Excerpt from a dataset:
• • • • •

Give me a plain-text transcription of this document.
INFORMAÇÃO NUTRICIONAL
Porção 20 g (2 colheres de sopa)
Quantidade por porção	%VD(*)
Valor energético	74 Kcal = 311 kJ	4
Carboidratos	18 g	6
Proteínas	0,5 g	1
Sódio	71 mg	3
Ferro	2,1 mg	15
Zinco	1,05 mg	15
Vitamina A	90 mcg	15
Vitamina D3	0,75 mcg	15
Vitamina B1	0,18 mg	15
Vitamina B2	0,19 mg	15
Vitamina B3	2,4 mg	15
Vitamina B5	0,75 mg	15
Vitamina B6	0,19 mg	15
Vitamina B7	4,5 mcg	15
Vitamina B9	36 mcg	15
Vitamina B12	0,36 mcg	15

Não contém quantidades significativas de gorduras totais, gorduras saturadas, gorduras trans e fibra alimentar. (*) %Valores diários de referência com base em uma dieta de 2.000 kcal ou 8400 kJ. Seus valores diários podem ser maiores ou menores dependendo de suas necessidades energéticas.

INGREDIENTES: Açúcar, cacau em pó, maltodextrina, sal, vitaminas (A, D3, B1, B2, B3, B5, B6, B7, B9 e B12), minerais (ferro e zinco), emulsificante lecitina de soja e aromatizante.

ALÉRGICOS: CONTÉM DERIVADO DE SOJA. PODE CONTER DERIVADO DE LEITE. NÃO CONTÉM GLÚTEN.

• • • • •

The problem -> Each line must be given again exactly as written above.

Worked solution ->
Give me a plain-text transcription of this document.
INFORMAÇÃO NUTRICIONAL
Porção 20 g (2 colheres de sopa)
Quantidade por porção	%VD(*)
Valor energético	74 Kcal = 311 kJ	4
Carboidratos	18 g	6
Proteínas	0,5 g	1
Sódio	71 mg	3
Ferro	2,1 mg	15
Zinco	1,05 mg	15
Vitamina A	90 mcg	15
Vitamina D3	0,75 mcg	15
Vitamina B1	0,18 mg	15
Vitamina B2	0,19 mg	15
Vitamina B3	2,4 mg	15
Vitamina B5	0,75 mg	15
Vitamina B6	0,19 mg	15
Vitamina B7	4,5 mcg	15
Vitamina B9	36 mcg	15
Vitamina B12	0,36 mcg	15

Não contém quantidades significativas de gorduras totais, gorduras saturadas, gorduras trans e fibra alimentar. (*) %Valores diários de referência com base em uma dieta de 2.000 kcal ou 8400 kJ. Seus valores diários podem ser maiores ou menores dependendo de suas necessidades energéticas.

INGREDIENTES: Açúcar, cacau em pó, maltodextrina, sal, vitaminas (A, D3, B1, B2, B3, B5, B6, B7, B9 e B12), minerais (ferro e zinco), emulsificante lecitina de soja e aromatizante.

ALÉRGICOS: CONTÉM DERIVADO DE SOJA. PODE CONTER DERIVADO DE LEITE. NÃO CONTÉM GLÚTEN.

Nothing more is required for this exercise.